■ **WRITTEN REQUEST**
Wherever the word "Başkent" appears in a line, extract that line.

-*-*-

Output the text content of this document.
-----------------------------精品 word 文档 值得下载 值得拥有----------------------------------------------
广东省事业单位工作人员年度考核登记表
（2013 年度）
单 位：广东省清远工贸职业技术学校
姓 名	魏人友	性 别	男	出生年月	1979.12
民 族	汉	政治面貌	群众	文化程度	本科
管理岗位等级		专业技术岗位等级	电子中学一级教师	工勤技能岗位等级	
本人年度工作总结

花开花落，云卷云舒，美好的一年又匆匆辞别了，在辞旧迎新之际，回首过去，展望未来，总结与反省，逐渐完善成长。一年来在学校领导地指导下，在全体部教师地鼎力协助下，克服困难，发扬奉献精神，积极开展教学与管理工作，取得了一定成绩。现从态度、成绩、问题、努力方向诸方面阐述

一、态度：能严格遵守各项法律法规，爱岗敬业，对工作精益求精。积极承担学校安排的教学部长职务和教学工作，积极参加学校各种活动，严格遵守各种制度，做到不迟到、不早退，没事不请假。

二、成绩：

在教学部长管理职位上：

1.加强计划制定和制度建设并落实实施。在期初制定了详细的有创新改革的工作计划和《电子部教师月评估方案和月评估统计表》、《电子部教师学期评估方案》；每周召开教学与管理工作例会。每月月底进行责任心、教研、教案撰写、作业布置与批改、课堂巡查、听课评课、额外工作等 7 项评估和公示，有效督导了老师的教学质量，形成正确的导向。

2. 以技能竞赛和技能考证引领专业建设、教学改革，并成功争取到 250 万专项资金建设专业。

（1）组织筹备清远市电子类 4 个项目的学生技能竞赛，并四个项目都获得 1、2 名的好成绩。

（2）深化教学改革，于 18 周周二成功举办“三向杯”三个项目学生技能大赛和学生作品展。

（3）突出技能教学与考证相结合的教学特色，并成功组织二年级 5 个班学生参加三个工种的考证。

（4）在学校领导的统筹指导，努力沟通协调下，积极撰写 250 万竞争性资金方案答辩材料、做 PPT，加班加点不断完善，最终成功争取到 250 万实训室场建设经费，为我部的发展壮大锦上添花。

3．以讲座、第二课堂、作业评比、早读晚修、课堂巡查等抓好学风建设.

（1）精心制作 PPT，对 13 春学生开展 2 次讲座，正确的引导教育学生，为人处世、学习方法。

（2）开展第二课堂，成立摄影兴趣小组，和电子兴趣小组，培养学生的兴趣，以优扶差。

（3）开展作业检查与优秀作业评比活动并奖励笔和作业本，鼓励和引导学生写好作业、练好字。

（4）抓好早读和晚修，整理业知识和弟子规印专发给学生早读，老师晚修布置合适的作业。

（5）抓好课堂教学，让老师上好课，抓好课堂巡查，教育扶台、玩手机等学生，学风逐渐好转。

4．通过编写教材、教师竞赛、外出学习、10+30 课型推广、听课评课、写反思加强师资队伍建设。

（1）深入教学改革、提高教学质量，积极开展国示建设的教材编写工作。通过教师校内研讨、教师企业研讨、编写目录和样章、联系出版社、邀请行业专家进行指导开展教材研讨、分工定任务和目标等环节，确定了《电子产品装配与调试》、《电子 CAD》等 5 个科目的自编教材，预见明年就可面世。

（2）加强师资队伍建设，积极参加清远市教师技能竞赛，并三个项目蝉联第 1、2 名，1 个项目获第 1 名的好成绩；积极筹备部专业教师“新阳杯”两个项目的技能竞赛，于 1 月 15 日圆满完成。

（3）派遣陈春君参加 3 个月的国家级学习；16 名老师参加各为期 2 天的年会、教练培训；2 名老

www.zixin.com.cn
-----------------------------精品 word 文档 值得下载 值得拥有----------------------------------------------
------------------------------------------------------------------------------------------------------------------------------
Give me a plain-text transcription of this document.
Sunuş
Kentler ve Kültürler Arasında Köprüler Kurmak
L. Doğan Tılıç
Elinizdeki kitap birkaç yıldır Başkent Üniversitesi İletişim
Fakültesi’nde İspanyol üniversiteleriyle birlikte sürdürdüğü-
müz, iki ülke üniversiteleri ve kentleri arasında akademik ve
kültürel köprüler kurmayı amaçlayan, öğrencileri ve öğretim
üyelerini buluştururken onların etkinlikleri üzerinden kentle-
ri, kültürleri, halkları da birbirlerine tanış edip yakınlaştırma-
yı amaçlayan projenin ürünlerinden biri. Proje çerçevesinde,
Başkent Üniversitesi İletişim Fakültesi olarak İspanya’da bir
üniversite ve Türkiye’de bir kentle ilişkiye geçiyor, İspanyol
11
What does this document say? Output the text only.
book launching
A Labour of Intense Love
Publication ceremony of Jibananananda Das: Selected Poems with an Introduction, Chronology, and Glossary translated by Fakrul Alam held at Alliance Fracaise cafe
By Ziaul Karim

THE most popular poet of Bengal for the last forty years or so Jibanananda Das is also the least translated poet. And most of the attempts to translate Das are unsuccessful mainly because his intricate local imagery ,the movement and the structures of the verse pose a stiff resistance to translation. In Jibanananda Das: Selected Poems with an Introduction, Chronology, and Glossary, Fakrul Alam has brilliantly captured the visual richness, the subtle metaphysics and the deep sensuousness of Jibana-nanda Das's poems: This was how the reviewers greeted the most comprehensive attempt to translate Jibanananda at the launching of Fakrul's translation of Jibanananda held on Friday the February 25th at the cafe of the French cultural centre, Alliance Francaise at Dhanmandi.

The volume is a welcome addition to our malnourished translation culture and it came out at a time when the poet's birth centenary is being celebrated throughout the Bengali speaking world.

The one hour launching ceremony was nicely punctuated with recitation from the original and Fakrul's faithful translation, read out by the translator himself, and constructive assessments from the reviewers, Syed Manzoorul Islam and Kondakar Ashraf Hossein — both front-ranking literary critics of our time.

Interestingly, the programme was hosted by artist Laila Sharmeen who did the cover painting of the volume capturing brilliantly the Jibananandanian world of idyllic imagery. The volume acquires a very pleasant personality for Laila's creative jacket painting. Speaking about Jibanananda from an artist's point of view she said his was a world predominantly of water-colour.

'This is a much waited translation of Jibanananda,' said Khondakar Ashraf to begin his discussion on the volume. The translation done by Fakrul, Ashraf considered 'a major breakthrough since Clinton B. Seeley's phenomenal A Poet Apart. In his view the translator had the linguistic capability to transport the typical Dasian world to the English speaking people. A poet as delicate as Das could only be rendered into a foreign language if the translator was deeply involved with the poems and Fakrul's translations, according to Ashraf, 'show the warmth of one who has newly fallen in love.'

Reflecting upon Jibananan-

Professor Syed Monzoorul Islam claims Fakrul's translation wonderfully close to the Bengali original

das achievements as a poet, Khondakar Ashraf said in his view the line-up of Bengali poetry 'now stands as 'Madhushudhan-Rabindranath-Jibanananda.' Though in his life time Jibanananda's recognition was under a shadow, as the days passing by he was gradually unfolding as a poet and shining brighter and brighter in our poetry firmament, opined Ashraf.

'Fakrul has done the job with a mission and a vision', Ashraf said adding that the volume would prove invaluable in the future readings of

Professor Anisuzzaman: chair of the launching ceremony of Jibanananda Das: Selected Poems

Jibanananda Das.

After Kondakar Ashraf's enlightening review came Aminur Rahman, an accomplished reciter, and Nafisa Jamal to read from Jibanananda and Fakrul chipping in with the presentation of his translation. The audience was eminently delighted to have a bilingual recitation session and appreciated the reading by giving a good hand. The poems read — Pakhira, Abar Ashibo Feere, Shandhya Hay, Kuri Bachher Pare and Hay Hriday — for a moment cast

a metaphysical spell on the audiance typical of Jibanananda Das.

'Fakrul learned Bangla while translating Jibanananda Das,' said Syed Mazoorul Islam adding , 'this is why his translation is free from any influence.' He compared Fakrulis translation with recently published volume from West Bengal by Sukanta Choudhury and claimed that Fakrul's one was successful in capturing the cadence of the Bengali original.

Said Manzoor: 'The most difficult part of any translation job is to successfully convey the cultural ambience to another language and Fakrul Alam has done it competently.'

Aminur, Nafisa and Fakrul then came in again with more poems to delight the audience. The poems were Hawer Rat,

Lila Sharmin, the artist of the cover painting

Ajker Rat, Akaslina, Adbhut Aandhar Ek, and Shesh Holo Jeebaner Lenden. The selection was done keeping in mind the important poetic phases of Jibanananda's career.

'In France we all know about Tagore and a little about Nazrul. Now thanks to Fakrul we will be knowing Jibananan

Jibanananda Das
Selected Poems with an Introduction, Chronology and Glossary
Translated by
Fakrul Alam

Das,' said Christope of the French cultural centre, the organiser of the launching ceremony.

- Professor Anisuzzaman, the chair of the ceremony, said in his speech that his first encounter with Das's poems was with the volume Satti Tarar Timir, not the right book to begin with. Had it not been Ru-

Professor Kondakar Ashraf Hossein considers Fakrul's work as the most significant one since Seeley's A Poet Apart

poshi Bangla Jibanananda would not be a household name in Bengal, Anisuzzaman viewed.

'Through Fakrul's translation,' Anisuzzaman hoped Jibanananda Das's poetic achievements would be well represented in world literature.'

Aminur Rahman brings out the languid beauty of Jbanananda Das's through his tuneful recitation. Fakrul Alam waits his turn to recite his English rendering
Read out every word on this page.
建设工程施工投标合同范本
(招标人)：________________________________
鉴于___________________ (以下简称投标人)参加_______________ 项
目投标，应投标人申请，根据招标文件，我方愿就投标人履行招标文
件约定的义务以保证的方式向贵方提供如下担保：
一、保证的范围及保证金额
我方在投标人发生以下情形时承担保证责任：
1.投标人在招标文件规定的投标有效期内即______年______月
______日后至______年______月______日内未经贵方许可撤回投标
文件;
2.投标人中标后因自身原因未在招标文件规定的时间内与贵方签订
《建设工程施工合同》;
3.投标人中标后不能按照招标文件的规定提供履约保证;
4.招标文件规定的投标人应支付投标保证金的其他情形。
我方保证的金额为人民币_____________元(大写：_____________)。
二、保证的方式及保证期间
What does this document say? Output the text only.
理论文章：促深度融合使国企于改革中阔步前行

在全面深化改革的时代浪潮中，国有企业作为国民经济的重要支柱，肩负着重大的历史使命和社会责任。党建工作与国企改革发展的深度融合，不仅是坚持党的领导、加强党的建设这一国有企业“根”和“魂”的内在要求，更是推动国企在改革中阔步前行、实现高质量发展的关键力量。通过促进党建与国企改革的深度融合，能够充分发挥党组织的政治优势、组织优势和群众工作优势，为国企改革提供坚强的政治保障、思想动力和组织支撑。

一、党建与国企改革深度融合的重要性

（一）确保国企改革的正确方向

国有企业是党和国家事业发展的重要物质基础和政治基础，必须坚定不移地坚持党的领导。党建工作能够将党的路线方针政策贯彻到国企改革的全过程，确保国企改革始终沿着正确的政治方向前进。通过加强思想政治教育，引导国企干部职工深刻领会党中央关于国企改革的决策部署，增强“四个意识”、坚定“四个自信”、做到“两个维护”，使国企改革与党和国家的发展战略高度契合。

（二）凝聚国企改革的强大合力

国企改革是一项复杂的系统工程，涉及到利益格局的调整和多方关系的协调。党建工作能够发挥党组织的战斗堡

-*-*-

■ **FINISHED EXERCISE**
Elinizdeki kitap birkaç yıldır Başkent Üniversitesi İletişim
Başkent Üniversitesi İletişim Fakültesi olarak İspanya’da bir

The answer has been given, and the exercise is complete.